***** DATA LINES

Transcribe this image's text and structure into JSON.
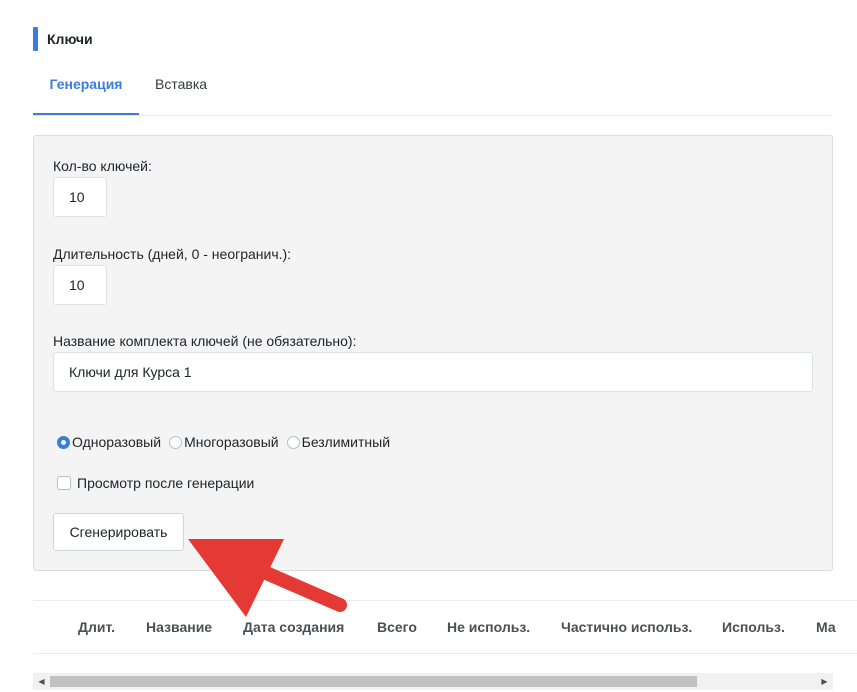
{
  "section": {
    "title": "Ключи"
  },
  "tabs": [
    {
      "label": "Генерация",
      "active": true
    },
    {
      "label": "Вставка",
      "active": false
    }
  ],
  "form": {
    "count_label": "Кол-во ключей:",
    "count_value": "10",
    "duration_label": "Длительность (дней, 0 - неогранич.):",
    "duration_value": "10",
    "name_label": "Название комплекта ключей (не обязательно):",
    "name_value": "Ключи для Курса 1",
    "radios": [
      {
        "label": "Одноразовый",
        "checked": true
      },
      {
        "label": "Многоразовый",
        "checked": false
      },
      {
        "label": "Безлимитный",
        "checked": false
      }
    ],
    "preview_label": "Просмотр после генерации",
    "preview_checked": false,
    "generate_label": "Сгенерировать"
  },
  "table": {
    "columns": [
      "Длит.",
      "Название",
      "Дата создания",
      "Всего",
      "Не использ.",
      "Частично использ.",
      "Использ.",
      "Ма"
    ]
  },
  "colors": {
    "accent": "#3b7ddd",
    "arrow": "#e53935"
  }
}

**********

=== TASK GOAL ===
Your answer should be only the number of lines that hold the word "Ключи".

=== EXERCISE ANSWER ===
2